The request
Reproduce the listing below exactly. Pictures do not belong in the copy.

┌──

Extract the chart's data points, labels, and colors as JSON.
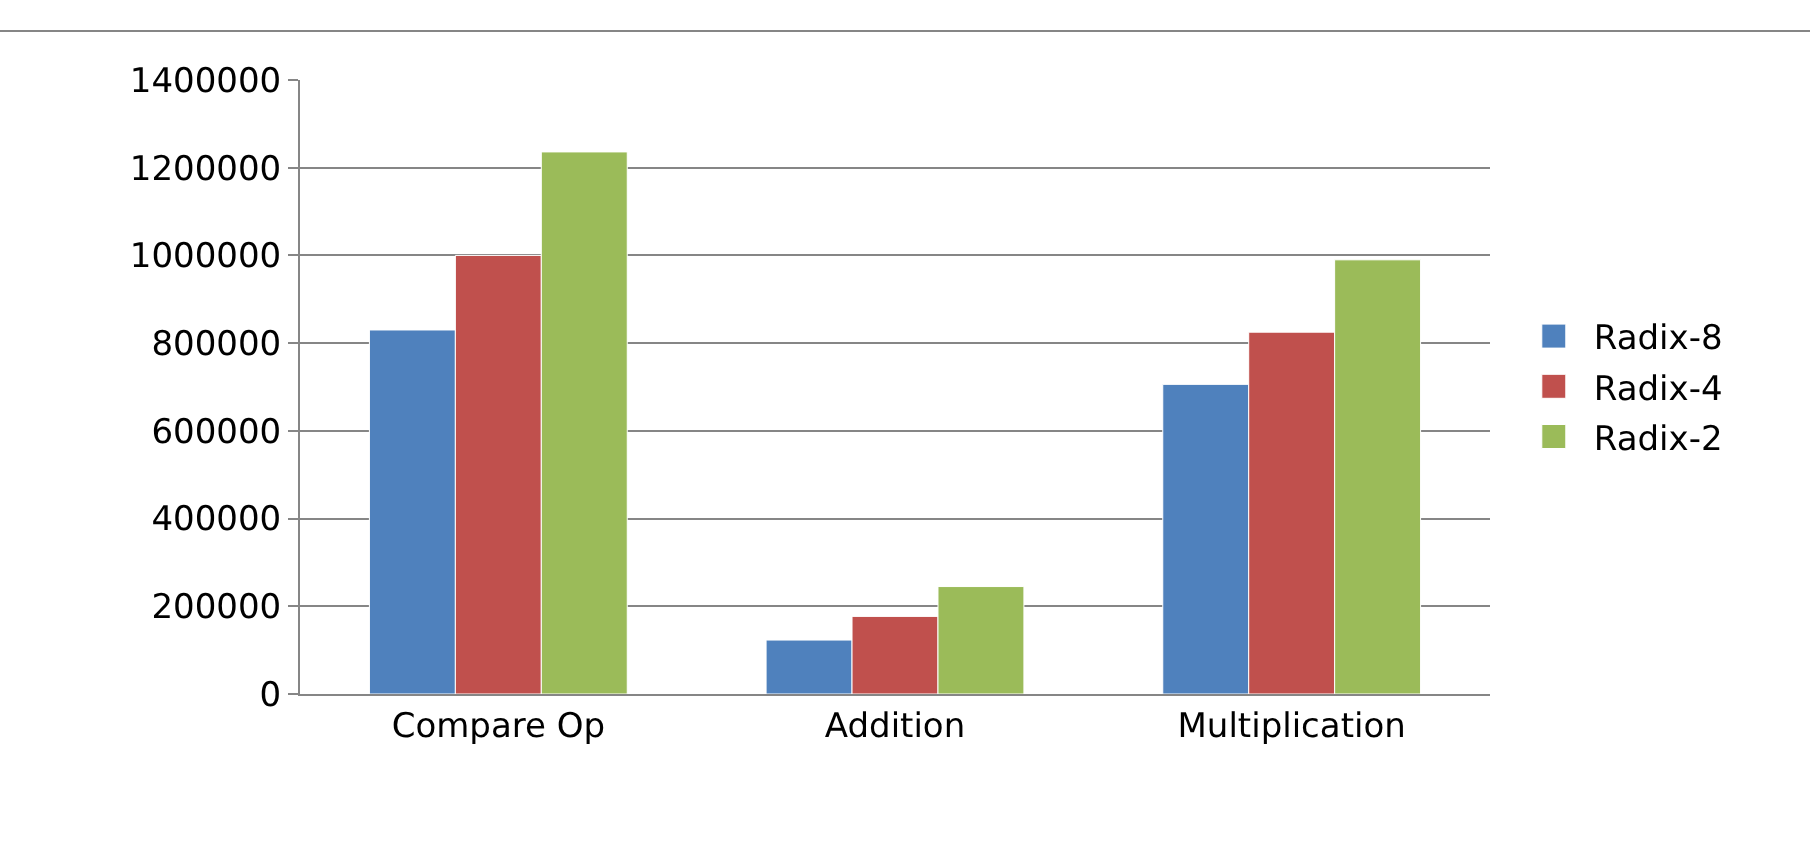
{
  "chart_data": {
    "type": "bar",
    "categories": [
      "Compare Op",
      "Addition",
      "Multiplication"
    ],
    "series": [
      {
        "name": "Radix-8",
        "color": "#4f81bd",
        "values": [
          830000,
          123000,
          706000
        ]
      },
      {
        "name": "Radix-4",
        "color": "#c0504d",
        "values": [
          1000000,
          177000,
          825000
        ]
      },
      {
        "name": "Radix-2",
        "color": "#9bbb59",
        "values": [
          1236000,
          245000,
          990000
        ]
      }
    ],
    "ylim": [
      0,
      1400000
    ],
    "yticks": [
      0,
      200000,
      400000,
      600000,
      800000,
      1000000,
      1200000,
      1400000
    ],
    "grid": "y",
    "legend": "right"
  }
}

└──

Complete output
Extract the chart's data points, labels, and colors as JSON.
{
  "chart_data": {
    "type": "bar",
    "categories": [
      "Compare Op",
      "Addition",
      "Multiplication"
    ],
    "series": [
      {
        "name": "Radix-8",
        "color": "#4f81bd",
        "values": [
          830000,
          123000,
          706000
        ]
      },
      {
        "name": "Radix-4",
        "color": "#c0504d",
        "values": [
          1000000,
          177000,
          825000
        ]
      },
      {
        "name": "Radix-2",
        "color": "#9bbb59",
        "values": [
          1236000,
          245000,
          990000
        ]
      }
    ],
    "ylim": [
      0,
      1400000
    ],
    "yticks": [
      0,
      200000,
      400000,
      600000,
      800000,
      1000000,
      1200000,
      1400000
    ],
    "grid": "y",
    "legend": "right"
  }
}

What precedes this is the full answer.